# start of SUPPLIED MATERIAL

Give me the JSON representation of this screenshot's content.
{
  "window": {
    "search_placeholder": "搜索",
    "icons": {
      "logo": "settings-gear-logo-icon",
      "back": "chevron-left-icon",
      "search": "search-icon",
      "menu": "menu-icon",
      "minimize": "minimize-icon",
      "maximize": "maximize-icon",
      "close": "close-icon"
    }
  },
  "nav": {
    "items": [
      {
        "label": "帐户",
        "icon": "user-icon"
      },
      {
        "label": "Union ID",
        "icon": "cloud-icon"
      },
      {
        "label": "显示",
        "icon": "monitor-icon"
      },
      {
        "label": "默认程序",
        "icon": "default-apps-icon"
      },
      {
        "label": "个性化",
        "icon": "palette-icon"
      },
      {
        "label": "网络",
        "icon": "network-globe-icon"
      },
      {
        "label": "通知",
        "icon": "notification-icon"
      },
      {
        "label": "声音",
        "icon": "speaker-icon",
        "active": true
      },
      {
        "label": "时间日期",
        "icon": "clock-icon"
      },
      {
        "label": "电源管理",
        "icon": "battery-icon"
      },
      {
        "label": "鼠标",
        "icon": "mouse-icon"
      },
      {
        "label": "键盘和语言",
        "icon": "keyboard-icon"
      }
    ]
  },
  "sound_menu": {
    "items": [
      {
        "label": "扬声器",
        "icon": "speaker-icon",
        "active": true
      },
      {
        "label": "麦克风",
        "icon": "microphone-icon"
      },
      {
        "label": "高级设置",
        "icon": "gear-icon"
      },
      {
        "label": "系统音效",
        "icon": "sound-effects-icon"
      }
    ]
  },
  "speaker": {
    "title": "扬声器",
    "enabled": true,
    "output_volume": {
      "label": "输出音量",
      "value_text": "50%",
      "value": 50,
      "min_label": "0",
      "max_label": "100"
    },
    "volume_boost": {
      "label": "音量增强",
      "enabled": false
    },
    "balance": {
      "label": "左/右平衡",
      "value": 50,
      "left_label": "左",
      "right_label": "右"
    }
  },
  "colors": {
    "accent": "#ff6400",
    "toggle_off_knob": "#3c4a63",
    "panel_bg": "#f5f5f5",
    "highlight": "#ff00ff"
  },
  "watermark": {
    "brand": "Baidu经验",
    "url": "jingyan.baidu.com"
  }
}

# end of SUPPLIED MATERIAL

WHAT IS ASKED
Repeat the records above exactly.

RESPONSE TO THIS EXERCISE
Give me the JSON representation of this screenshot's content.
{
  "window": {
    "search_placeholder": "搜索",
    "icons": {
      "logo": "settings-gear-logo-icon",
      "back": "chevron-left-icon",
      "search": "search-icon",
      "menu": "menu-icon",
      "minimize": "minimize-icon",
      "maximize": "maximize-icon",
      "close": "close-icon"
    }
  },
  "nav": {
    "items": [
      {
        "label": "帐户",
        "icon": "user-icon"
      },
      {
        "label": "Union ID",
        "icon": "cloud-icon"
      },
      {
        "label": "显示",
        "icon": "monitor-icon"
      },
      {
        "label": "默认程序",
        "icon": "default-apps-icon"
      },
      {
        "label": "个性化",
        "icon": "palette-icon"
      },
      {
        "label": "网络",
        "icon": "network-globe-icon"
      },
      {
        "label": "通知",
        "icon": "notification-icon"
      },
      {
        "label": "声音",
        "icon": "speaker-icon",
        "active": true
      },
      {
        "label": "时间日期",
        "icon": "clock-icon"
      },
      {
        "label": "电源管理",
        "icon": "battery-icon"
      },
      {
        "label": "鼠标",
        "icon": "mouse-icon"
      },
      {
        "label": "键盘和语言",
        "icon": "keyboard-icon"
      }
    ]
  },
  "sound_menu": {
    "items": [
      {
        "label": "扬声器",
        "icon": "speaker-icon",
        "active": true
      },
      {
        "label": "麦克风",
        "icon": "microphone-icon"
      },
      {
        "label": "高级设置",
        "icon": "gear-icon"
      },
      {
        "label": "系统音效",
        "icon": "sound-effects-icon"
      }
    ]
  },
  "speaker": {
    "title": "扬声器",
    "enabled": true,
    "output_volume": {
      "label": "输出音量",
      "value_text": "50%",
      "value": 50,
      "min_label": "0",
      "max_label": "100"
    },
    "volume_boost": {
      "label": "音量增强",
      "enabled": false
    },
    "balance": {
      "label": "左/右平衡",
      "value": 50,
      "left_label": "左",
      "right_label": "右"
    }
  },
  "colors": {
    "accent": "#ff6400",
    "toggle_off_knob": "#3c4a63",
    "panel_bg": "#f5f5f5",
    "highlight": "#ff00ff"
  },
  "watermark": {
    "brand": "Baidu经验",
    "url": "jingyan.baidu.com"
  }
}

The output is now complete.